begin

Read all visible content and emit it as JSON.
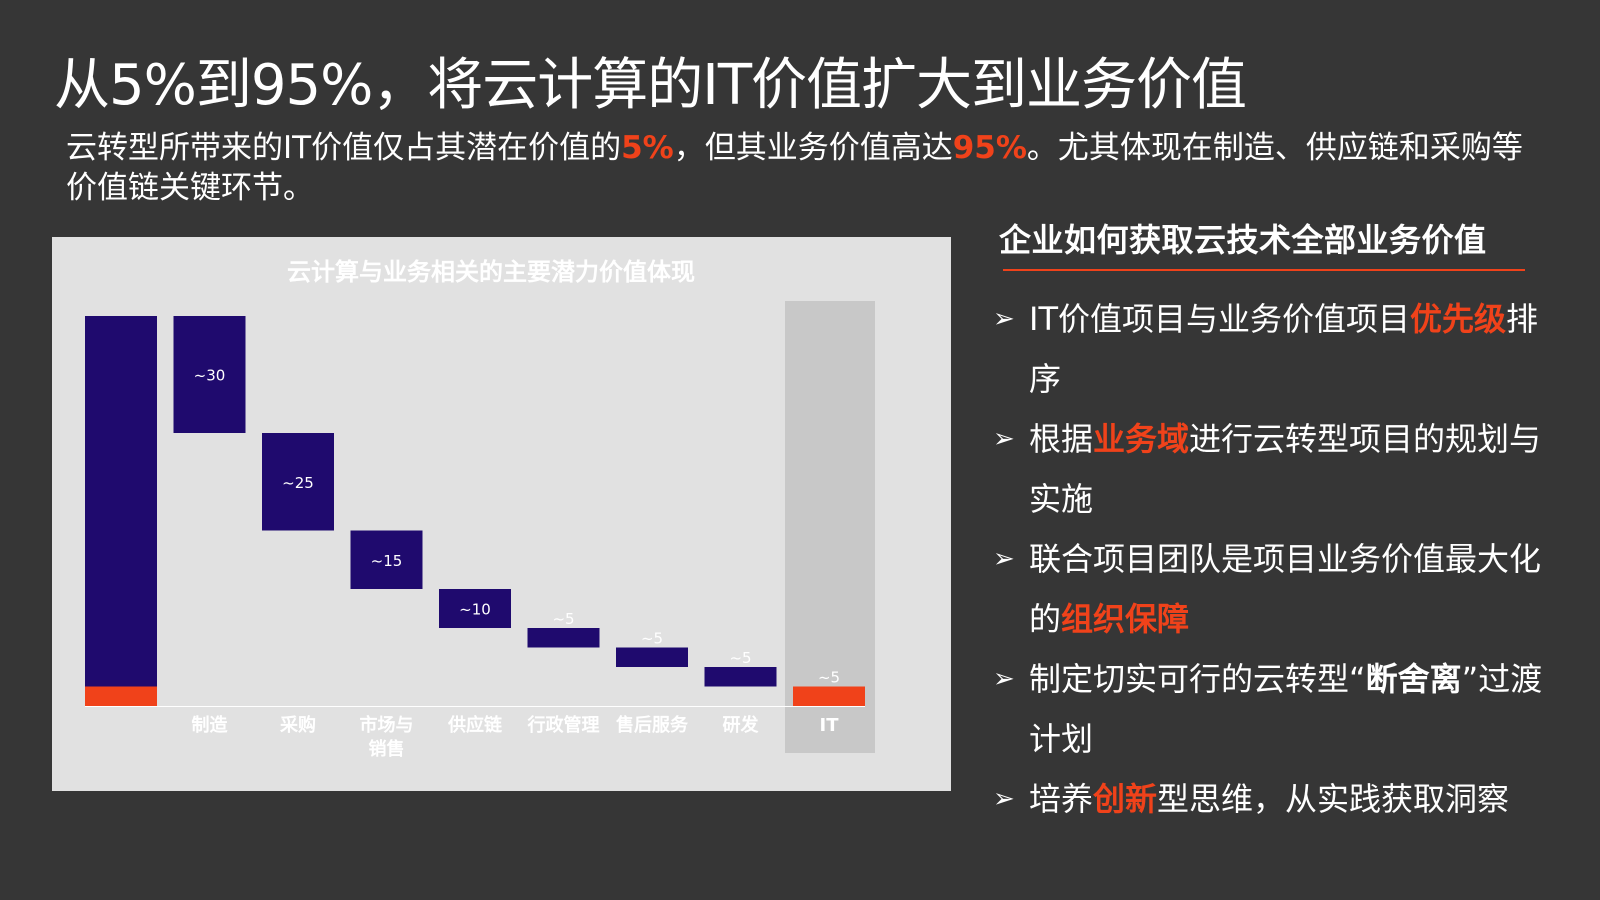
{
  "slide": {
    "title": "从5%到95%，将云计算的IT价值扩大到业务价值",
    "subtitle": {
      "part1": "云转型所带来的IT价值仅占其潜在价值的",
      "highlight1": "5%",
      "part2": "，但其业务价值高达",
      "highlight2": "95%",
      "part3": "。尤其体现在制造、供应链和采购等价值链关键环节。"
    }
  },
  "right_panel": {
    "title": "企业如何获取云技术全部业务价值",
    "arrow_icon": "➢",
    "bullets": [
      {
        "before": "IT价值项目与业务价值项目",
        "highlight": "优先级",
        "after": "排序"
      },
      {
        "before": "根据",
        "highlight": "业务域",
        "after": "进行云转型项目的规划与实施"
      },
      {
        "before": "联合项目团队是项目业务价值最大化的",
        "highlight": "组织保障",
        "after": ""
      },
      {
        "before": "制定切实可行的云转型“",
        "bold": "断舍离",
        "after": "”过渡计划"
      },
      {
        "before": "培养",
        "highlight": "创新",
        "after": "型思维，从实践获取洞察"
      }
    ]
  },
  "colors": {
    "background": "#363636",
    "accent": "#f0421a",
    "bar": "#1f0a6e",
    "panel": "#e1e1e1",
    "it_column": "#c8c8c8"
  },
  "chart_data": {
    "type": "waterfall",
    "title": "云计算与业务相关的主要潜力价值体现",
    "total": 100,
    "total_it_part": 5,
    "categories": [
      "制造",
      "采购",
      "市场与\n销售",
      "供应链",
      "行政管理",
      "售后服务",
      "研发",
      "IT"
    ],
    "values": [
      30,
      25,
      15,
      10,
      5,
      5,
      5,
      5
    ],
    "value_labels": [
      "~30",
      "~25",
      "~15",
      "~10",
      "~5",
      "~5",
      "~5",
      "~5"
    ],
    "highlight_category": "IT",
    "ylim": [
      0,
      100
    ],
    "grid": false,
    "legend": "none"
  }
}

end

> **WHAT THE TASK ASKS**: Leave out the pictures and output the rest of the material exactly as written.

> **RESULT**:
Read all visible content and emit it as JSON.
{
  "slide": {
    "title": "从5%到95%，将云计算的IT价值扩大到业务价值",
    "subtitle": {
      "part1": "云转型所带来的IT价值仅占其潜在价值的",
      "highlight1": "5%",
      "part2": "，但其业务价值高达",
      "highlight2": "95%",
      "part3": "。尤其体现在制造、供应链和采购等价值链关键环节。"
    }
  },
  "right_panel": {
    "title": "企业如何获取云技术全部业务价值",
    "arrow_icon": "➢",
    "bullets": [
      {
        "before": "IT价值项目与业务价值项目",
        "highlight": "优先级",
        "after": "排序"
      },
      {
        "before": "根据",
        "highlight": "业务域",
        "after": "进行云转型项目的规划与实施"
      },
      {
        "before": "联合项目团队是项目业务价值最大化的",
        "highlight": "组织保障",
        "after": ""
      },
      {
        "before": "制定切实可行的云转型“",
        "bold": "断舍离",
        "after": "”过渡计划"
      },
      {
        "before": "培养",
        "highlight": "创新",
        "after": "型思维，从实践获取洞察"
      }
    ]
  },
  "colors": {
    "background": "#363636",
    "accent": "#f0421a",
    "bar": "#1f0a6e",
    "panel": "#e1e1e1",
    "it_column": "#c8c8c8"
  },
  "chart_data": {
    "type": "waterfall",
    "title": "云计算与业务相关的主要潜力价值体现",
    "total": 100,
    "total_it_part": 5,
    "categories": [
      "制造",
      "采购",
      "市场与\n销售",
      "供应链",
      "行政管理",
      "售后服务",
      "研发",
      "IT"
    ],
    "values": [
      30,
      25,
      15,
      10,
      5,
      5,
      5,
      5
    ],
    "value_labels": [
      "~30",
      "~25",
      "~15",
      "~10",
      "~5",
      "~5",
      "~5",
      "~5"
    ],
    "highlight_category": "IT",
    "ylim": [
      0,
      100
    ],
    "grid": false,
    "legend": "none"
  }
}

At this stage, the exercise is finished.